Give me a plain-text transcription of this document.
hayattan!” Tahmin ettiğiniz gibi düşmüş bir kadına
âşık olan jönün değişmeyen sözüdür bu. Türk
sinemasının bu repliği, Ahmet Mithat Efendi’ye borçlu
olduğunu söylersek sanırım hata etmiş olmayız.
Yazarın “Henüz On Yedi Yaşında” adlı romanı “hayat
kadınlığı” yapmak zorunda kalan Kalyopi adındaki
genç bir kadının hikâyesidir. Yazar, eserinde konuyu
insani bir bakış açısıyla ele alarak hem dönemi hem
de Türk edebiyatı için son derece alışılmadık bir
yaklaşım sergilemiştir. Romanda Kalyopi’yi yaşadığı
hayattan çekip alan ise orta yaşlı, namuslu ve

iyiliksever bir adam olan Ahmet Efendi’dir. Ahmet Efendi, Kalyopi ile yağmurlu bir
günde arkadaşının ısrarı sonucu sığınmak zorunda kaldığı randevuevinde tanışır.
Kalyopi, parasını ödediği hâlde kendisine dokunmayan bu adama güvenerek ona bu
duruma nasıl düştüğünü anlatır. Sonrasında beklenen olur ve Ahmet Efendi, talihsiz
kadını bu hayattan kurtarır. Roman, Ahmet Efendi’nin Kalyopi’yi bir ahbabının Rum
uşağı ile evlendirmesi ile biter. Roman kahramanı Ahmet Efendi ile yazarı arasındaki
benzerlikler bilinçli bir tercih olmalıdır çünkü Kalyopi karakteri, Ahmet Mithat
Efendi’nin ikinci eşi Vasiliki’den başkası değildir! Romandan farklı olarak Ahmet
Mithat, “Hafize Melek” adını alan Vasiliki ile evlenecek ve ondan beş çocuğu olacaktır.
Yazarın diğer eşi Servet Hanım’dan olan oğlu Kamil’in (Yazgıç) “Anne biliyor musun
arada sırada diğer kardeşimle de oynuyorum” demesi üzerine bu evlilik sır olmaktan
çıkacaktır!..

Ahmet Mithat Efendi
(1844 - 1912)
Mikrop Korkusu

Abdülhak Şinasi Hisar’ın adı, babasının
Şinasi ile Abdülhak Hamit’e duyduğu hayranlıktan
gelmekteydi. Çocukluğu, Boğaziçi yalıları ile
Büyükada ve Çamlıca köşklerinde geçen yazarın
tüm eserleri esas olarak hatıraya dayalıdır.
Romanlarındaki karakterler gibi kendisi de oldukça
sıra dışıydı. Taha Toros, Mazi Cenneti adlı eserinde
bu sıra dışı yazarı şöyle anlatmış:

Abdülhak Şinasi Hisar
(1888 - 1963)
+ + + +
Pull every line containing "Vasiliki" out of the data above.

Efendi’nin ikinci eşi Vasiliki’den başkası değildir! Romandan farklı olarak Ahmet
Mithat, “Hafize Melek” adını alan Vasiliki ile evlenecek ve ondan beş çocuğu olacaktır.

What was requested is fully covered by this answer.